Extracted text —
*** Block opens ***

Archive for the lit review Category

Exiting the cleanroom: on ecological validity and ubiquitous computing

Posted in lit review with tags on March 27, 2008 by kmouly

Exiting the cleanroom: on ecological validity and ubiquitous computing is a paper on prototyping, observation, controlled evaluation and field experiments of Ubicomp. There are three class of ubicomp applications: peripheral displays, mobile applications, and applications that integrate physical and digital interactions. Idiosyncrasies with ubicomp applications are due to the need for applications to be in many places, do many tasks, work across many devices. The authors did fieldwork with 28 ubicomp developers to understand the problems in ubicomp.

Peripheral displays

  • Developers said that determining how study participants used the information in the peripheral display is a challenge.
  • Developers complained about having to decide between too many design options. (The paper does not explain why peripheral display developers specifically have too many choices)
  • There is a need for tools that allow applications to multiple outputs.
  • Unobtrusive evaluation is difficult if displays are deployed in real world like homes. Collecting quantitative data is difficult.
  • The best way to evaluate the success of a peripheral display is by conducting situated, long-term deployment.
  • Context of Use Evaluation of Peripheral Displays (CUEPD) method - captures context of use through user scenario building, enactment, and reflection.

*** Block closes ***

Things to do —
A. In the ubicomp post, condense the paragraph beginning "Exiting the cleanroom: on ecological validity and ubiquitous computing is a paper" into a short bulleted list that keeps its main facts.
B. Carry on the ubicomp post from its last sentence, in the same voice and format.
The material that comes next is not needed for this work.

Listed entries —
*** Block opens ***

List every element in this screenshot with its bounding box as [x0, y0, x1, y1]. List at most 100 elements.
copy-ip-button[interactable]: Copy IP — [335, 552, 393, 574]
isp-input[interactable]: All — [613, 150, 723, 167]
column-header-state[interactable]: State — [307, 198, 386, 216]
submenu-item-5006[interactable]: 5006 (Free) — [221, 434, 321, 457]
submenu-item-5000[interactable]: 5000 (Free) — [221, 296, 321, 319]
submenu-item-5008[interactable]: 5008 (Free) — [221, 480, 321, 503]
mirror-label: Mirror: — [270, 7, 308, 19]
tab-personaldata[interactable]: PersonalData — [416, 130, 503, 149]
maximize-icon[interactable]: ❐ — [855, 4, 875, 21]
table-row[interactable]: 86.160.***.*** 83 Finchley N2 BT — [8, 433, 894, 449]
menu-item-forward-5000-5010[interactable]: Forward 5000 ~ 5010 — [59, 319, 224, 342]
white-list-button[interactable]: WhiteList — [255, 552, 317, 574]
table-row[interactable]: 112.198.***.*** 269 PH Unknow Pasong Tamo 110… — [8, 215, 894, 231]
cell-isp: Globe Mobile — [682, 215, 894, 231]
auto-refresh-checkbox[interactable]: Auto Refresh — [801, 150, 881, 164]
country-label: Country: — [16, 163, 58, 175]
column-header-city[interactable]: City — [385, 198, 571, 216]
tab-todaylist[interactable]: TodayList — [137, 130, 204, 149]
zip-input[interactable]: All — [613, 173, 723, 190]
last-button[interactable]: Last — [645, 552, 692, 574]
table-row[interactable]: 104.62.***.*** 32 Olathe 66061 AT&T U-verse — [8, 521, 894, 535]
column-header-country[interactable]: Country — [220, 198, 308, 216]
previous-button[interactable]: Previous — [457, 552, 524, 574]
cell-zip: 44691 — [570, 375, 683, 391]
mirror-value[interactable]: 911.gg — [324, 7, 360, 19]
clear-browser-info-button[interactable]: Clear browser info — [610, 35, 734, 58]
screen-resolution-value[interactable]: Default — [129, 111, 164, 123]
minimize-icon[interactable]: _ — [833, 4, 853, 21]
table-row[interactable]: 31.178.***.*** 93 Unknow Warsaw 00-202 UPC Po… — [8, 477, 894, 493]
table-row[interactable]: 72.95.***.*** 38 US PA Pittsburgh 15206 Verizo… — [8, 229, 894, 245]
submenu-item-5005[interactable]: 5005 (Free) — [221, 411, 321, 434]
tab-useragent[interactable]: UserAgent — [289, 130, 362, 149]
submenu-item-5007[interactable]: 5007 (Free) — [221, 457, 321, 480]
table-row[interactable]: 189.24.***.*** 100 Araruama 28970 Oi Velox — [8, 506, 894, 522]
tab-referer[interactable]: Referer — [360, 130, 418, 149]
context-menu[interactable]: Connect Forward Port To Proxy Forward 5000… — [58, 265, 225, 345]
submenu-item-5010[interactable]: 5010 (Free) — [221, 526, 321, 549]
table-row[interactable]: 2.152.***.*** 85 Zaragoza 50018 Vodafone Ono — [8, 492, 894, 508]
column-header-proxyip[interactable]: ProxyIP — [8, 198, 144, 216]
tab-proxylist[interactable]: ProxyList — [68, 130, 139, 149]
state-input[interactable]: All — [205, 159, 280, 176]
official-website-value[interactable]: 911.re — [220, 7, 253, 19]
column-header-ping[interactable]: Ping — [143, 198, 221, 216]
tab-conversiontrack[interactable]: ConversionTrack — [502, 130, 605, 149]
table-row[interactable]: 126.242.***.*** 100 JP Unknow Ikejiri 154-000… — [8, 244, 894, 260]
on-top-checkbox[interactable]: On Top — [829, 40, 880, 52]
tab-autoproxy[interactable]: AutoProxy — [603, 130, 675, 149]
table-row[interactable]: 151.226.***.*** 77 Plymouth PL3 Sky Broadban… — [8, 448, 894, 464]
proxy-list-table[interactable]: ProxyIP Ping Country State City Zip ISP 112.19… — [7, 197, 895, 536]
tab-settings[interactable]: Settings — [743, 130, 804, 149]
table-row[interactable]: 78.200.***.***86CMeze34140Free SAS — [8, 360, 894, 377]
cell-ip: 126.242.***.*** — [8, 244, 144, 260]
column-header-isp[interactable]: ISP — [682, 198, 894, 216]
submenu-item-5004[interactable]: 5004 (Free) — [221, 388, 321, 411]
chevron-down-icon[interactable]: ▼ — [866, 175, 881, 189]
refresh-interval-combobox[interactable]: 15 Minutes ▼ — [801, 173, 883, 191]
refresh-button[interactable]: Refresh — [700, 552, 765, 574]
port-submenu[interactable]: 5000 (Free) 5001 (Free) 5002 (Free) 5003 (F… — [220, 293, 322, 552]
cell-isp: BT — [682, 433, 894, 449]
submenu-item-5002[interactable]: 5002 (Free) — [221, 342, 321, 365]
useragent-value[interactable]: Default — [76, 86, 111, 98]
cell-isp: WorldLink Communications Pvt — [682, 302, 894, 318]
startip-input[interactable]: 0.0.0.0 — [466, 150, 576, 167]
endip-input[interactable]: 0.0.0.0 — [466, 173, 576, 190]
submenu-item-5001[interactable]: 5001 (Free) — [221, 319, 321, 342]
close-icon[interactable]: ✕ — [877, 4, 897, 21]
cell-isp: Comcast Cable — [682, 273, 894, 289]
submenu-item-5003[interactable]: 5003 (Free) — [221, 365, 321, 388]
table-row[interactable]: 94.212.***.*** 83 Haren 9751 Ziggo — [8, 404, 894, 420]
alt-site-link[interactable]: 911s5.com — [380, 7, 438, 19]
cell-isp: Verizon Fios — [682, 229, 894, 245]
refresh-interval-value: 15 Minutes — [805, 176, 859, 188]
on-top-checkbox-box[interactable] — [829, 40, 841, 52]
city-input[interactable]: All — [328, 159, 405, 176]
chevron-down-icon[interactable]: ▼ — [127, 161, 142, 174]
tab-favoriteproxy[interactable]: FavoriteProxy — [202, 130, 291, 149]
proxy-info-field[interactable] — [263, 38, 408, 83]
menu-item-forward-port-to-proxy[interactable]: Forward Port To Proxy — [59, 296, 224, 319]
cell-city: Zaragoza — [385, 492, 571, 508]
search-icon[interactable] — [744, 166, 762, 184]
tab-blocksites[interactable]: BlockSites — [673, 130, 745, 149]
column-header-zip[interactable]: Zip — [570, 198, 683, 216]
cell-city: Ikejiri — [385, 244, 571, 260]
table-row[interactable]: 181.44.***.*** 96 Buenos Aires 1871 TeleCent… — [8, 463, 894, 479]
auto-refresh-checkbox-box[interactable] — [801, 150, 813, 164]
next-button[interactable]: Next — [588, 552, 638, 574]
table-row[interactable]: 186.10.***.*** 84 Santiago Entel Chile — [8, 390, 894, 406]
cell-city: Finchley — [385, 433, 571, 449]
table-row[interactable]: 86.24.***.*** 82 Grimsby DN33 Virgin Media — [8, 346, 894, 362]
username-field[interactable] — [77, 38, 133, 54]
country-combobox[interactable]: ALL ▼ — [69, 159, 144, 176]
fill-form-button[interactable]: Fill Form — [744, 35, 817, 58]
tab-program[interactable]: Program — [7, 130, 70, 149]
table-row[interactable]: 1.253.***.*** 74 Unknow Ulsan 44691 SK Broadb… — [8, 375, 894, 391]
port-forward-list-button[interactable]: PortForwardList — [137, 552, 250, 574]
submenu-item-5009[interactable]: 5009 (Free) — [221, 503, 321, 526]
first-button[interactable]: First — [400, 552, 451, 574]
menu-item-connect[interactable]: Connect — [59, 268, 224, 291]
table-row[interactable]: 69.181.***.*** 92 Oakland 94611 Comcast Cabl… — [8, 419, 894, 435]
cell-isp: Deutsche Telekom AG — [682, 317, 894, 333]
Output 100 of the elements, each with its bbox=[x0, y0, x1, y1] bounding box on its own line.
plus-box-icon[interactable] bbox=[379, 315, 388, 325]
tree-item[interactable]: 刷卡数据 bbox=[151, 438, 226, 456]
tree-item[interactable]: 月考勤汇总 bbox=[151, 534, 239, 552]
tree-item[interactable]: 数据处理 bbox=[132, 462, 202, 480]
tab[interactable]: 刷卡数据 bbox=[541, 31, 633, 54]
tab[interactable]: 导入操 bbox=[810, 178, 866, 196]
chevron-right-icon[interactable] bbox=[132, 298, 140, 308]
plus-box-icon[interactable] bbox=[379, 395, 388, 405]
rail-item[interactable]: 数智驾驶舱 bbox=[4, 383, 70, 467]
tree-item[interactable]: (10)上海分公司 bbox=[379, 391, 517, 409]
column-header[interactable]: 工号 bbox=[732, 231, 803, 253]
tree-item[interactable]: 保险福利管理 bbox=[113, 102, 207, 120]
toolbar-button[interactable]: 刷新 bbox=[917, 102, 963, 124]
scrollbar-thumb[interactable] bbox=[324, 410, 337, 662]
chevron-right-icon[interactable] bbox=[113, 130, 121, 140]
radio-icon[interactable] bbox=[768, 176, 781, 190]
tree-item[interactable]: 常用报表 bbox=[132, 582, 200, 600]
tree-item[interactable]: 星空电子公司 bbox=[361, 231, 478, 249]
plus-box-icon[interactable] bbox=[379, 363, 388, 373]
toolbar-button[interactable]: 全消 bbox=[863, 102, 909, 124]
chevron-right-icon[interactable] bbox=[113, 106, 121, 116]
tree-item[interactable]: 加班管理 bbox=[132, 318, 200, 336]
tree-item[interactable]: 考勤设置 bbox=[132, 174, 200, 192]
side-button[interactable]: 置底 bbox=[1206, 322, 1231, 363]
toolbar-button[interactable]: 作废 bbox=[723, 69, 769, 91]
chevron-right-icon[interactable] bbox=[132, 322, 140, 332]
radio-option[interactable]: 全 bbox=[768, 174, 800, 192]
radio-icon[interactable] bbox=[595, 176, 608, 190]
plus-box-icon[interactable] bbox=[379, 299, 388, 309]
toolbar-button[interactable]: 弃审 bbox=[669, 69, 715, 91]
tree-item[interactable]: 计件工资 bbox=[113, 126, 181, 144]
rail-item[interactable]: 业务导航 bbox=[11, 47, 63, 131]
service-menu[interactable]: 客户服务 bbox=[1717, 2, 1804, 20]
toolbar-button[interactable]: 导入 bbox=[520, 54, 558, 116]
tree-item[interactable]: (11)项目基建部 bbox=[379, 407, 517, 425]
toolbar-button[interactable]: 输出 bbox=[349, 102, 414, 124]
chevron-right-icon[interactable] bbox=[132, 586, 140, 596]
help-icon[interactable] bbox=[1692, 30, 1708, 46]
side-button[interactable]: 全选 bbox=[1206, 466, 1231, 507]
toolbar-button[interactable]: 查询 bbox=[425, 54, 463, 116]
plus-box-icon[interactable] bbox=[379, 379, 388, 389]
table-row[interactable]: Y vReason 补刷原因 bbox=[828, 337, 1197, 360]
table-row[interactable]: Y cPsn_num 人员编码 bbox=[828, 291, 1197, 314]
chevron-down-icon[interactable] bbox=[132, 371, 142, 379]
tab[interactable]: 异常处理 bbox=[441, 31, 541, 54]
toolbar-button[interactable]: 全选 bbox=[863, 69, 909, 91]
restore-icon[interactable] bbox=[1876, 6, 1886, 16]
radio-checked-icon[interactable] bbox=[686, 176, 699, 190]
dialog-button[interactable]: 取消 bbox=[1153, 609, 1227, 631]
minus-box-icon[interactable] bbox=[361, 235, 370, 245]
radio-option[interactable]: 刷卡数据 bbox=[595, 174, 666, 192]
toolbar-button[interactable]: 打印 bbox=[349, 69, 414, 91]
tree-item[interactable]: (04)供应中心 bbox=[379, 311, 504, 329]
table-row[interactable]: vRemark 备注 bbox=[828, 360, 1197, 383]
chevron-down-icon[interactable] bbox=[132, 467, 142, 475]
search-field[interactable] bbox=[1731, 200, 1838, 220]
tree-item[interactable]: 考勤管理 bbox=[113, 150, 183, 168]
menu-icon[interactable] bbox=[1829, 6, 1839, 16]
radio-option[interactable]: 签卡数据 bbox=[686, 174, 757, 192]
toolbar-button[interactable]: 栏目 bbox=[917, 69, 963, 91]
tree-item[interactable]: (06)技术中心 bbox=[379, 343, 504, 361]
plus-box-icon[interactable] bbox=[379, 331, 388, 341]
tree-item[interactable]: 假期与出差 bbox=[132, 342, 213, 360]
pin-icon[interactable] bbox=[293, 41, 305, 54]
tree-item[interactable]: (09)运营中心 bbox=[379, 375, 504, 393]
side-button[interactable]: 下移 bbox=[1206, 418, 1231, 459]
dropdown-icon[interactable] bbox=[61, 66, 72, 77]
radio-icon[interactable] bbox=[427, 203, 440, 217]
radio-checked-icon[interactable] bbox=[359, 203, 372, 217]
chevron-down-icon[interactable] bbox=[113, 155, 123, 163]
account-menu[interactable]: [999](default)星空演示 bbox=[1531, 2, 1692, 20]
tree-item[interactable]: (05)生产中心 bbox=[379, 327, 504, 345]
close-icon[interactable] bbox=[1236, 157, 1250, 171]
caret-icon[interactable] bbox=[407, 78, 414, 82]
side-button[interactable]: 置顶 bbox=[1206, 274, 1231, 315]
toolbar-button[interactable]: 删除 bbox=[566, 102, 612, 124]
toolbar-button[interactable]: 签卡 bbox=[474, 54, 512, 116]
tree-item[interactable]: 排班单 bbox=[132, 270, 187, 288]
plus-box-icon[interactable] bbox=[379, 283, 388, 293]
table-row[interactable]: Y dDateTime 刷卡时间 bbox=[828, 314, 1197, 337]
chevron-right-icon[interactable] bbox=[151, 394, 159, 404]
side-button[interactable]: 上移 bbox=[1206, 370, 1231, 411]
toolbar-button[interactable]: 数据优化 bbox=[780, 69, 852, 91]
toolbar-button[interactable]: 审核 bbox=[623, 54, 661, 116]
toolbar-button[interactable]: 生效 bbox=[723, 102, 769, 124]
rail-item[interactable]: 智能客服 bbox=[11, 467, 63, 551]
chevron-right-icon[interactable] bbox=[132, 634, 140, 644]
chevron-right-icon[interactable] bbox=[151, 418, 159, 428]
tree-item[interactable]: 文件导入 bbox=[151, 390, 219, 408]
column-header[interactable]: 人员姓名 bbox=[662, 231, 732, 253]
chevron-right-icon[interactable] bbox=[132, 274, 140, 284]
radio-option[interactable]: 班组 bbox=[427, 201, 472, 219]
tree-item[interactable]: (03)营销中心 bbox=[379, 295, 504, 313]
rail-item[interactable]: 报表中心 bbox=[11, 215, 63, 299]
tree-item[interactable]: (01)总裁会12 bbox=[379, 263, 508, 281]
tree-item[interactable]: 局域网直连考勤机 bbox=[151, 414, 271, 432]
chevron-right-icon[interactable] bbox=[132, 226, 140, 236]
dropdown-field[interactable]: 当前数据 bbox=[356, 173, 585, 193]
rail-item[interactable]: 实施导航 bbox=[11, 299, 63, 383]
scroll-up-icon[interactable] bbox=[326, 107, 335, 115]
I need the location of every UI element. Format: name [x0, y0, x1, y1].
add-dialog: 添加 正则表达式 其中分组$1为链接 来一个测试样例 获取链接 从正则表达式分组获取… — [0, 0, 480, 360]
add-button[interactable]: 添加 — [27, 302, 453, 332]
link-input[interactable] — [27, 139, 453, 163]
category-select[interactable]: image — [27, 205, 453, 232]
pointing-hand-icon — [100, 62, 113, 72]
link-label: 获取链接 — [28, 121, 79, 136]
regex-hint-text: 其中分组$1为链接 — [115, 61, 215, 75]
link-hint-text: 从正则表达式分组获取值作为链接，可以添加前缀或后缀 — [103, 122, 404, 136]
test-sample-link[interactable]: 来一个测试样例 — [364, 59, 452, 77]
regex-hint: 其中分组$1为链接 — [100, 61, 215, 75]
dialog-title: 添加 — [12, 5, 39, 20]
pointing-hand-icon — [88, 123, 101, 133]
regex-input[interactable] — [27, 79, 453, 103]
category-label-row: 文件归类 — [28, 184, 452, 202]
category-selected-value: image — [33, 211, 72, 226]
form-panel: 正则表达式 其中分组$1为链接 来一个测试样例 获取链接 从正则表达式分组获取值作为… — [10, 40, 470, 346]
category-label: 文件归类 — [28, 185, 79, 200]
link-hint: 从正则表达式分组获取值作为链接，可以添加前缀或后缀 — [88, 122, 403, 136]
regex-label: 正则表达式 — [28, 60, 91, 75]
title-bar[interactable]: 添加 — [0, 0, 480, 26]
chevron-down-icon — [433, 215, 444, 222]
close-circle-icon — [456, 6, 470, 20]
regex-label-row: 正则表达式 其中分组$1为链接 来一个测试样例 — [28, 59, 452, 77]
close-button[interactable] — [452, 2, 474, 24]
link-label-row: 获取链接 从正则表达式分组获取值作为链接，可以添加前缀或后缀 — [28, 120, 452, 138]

*** Block closes ***

Results —
A.
- The paper covers prototyping, observation, controlled evaluation and field experiments in ubicomp.
- Ubicomp applications fall into three classes: peripheral displays, mobile applications, and applications that integrate physical and digital interactions.
- Their idiosyncrasies come from needing to be in many places, do many tasks and work across many devices.
- The authors did fieldwork with 28 ubicomp developers to understand the problems in ubicomp.

B.
Mobile Applications

  • Evaluation is difficult. Literatures examples show the difficulty in understanding how participants use their cell phones.
  • Prototypes have to developed in multiple platforms. Not all phones implement Java JSR spec completely.
  • Planning field studies involving mobile phones difficult due to many mobile operators, plans, devices.
  • In real world scenarios, users are constantly interrupted while using their mobile applications, this is hard to replicate in the lab.
  • Researchers have used diary studies and interviews to understand picture sharing usage.

Integrating physical and digital interactions

  • This subset refers to ubicomp applications that take the data from sensors like camera and process it.
  • Primary challenge is abstracting physical input.
  • Paper Prototyping used for exploration by developers.
  • Developers expressed need for better tools

Challenges in evaluating ubicomp

  • Ambiguity in sensed data and need to mitigate error
  • Sparse data. There are too many unique situations which are difficult to evaluate while prototyping
  • Critical mass: many applications need critical mass to be successful
  • Evaluating obstructively is difficult
  • Tools that can support realistic environments

Authors recommend the following techniques to overcome the problem. (I’m just listing them, the paper explains them in depth)

  1. Situated techniques
  2. Remote evaluators (privacy concerns??)
  3. Diary study
  4. Lightweight prototypes
    • Paper prototypes
    • Wizard of oz
    • Looks like

Semi-public displays

Posted in Pervasive Computing, lit review on March 20, 2008 by kmouly

While I was looking for papers on collaborative  reminder systems, I found the paper titled:  Semi-Public Displays for Small, Co-located Groups. This paper discussed the applications developed by the authors for small collocated groups. The public displays in this setting are meant to be source of ambient information about the group members.

  • Reminders - slide show style display of reminders, requests and frequently emailed documents like status reports. Requests were extracted from status reports using a Perl parser
  • Collaboration space - allows anyone to enter test in freeform text and images. Supports asynchronous group work.
  • Active Portrait - shows a group  photo. The brightness of a group member indicates his/her activity. Less active members are shown as silhouette thereby accentuating their absence.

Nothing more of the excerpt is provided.